_TAREA 1_
Devuelve literalmente el fragmento de la noticia sobre el fisioterapeuta condenado que va desde "Las autoridades de" hasta "de la salud.", ambos incluidos.
_TAREA 2_
Resume de forma más breve el párrafo de la noticia sobre el fisioterapeuta condenado que empieza con "Las autoridades de Alès" y conserva sus datos principales.

----- FRAGMENTO DEL TEXTO -----

Un fisioterapeuta factura hasta 30 pacientes por hora por consultas que no realizaba y es condenado a prisión, pero se ha fugado del país: “Perdió el control”

Las aseguradoras calculan que el fraude por estas prestaciones ficticias asciende a 120.000 euros

Guardar
Una consulta de fisioterapia. (Freepik)
Una consulta de fisioterapia. (Freepik)

Las autoridades de Alès, en Francia, han impuesto una condena de 12 meses de prisión a un fisioterapeuta acusado de haber defraudado a los organismos de seguridad social mediante la facturación de tratamientos inexistentes. El caso, que involucra a la residencia de Val d’Aigoual en el pequeño pueblo de Cévennes, ha puesto bajo la lupa el funcionamiento de los controles y la confianza depositada en los profesionales de la salud.

----- DATOS PROPORCIONADOS -----

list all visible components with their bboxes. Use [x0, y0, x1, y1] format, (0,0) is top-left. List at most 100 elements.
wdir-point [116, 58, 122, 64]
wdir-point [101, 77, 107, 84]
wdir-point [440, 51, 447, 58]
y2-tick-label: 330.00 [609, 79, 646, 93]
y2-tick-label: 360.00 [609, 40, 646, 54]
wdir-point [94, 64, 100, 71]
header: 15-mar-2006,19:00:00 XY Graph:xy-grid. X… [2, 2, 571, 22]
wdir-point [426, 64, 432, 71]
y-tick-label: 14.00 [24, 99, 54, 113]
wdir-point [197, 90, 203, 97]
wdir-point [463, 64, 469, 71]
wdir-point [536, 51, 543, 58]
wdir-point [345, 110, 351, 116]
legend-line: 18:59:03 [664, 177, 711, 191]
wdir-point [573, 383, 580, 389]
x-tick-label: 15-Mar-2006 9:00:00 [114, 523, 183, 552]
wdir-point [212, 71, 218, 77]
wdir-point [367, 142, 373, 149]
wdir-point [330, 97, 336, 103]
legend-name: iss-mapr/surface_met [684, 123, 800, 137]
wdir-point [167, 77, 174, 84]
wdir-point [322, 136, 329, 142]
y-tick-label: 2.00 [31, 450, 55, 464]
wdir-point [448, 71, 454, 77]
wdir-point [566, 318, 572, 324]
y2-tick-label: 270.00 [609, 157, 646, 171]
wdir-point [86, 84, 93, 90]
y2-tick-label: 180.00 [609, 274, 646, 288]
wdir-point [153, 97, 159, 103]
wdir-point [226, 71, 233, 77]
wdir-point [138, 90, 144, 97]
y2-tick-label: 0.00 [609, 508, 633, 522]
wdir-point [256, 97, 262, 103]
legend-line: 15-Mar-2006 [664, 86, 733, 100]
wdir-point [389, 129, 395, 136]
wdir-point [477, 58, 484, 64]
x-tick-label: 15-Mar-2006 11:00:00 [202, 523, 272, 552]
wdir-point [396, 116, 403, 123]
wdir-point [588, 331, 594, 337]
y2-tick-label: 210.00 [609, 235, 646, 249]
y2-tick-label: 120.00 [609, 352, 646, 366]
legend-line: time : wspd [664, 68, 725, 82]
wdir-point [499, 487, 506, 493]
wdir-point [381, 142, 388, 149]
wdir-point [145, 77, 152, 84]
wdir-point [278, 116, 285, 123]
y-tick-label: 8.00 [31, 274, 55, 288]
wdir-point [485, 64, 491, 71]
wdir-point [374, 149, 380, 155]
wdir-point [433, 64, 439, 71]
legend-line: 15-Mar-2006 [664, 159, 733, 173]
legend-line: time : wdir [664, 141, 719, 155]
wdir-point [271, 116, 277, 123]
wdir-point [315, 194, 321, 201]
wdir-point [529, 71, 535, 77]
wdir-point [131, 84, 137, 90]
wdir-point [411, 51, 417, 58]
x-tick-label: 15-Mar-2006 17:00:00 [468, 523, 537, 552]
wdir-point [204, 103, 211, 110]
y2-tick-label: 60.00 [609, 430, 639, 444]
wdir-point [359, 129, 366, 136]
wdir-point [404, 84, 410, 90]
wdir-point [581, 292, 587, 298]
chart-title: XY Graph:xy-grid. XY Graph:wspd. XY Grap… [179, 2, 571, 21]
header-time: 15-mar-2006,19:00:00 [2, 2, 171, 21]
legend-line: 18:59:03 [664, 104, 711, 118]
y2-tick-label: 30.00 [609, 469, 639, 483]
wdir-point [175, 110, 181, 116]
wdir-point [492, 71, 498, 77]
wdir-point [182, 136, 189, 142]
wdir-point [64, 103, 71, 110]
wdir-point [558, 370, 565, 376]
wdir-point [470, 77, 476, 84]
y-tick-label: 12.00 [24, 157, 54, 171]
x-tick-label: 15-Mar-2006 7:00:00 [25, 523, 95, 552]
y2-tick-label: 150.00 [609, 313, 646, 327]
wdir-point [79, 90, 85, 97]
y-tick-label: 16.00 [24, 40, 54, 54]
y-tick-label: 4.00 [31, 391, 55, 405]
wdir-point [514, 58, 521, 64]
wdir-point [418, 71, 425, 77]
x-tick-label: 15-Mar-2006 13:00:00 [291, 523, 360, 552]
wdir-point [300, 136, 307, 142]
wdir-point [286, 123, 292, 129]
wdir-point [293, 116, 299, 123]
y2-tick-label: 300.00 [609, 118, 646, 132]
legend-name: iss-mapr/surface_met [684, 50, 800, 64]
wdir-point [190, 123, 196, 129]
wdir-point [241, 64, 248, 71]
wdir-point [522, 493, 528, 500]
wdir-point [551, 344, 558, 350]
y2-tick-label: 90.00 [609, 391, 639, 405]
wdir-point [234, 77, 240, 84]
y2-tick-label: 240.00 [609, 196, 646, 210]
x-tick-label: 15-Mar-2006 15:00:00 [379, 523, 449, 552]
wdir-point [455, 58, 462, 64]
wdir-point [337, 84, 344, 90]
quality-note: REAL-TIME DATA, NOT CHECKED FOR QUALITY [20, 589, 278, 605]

-----

_SOLUCIÓN 1_
Las autoridades de Alès, en Francia, han impuesto una condena de 12 meses de prisión a un fisioterapeuta acusado de haber defraudado a los organismos de seguridad social mediante la facturación de tratamientos inexistentes. El caso, que involucra a la residencia de Val d’Aigoual en el pequeño pueblo de Cévennes, ha puesto bajo la lupa el funcionamiento de los controles y la confianza depositada en los profesionales de la salud.

_SOLUCIÓN 2_
Las autoridades de Alès, en Francia, condenaron a 12 meses de prisión a un fisioterapeuta que defraudó a la seguridad social facturando tratamientos inexistentes. El caso afecta a la residencia de Val d'Aigoual, en un pequeño pueblo de Cévennes. Ha cuestionado los controles y la confianza en los profesionales de la salud.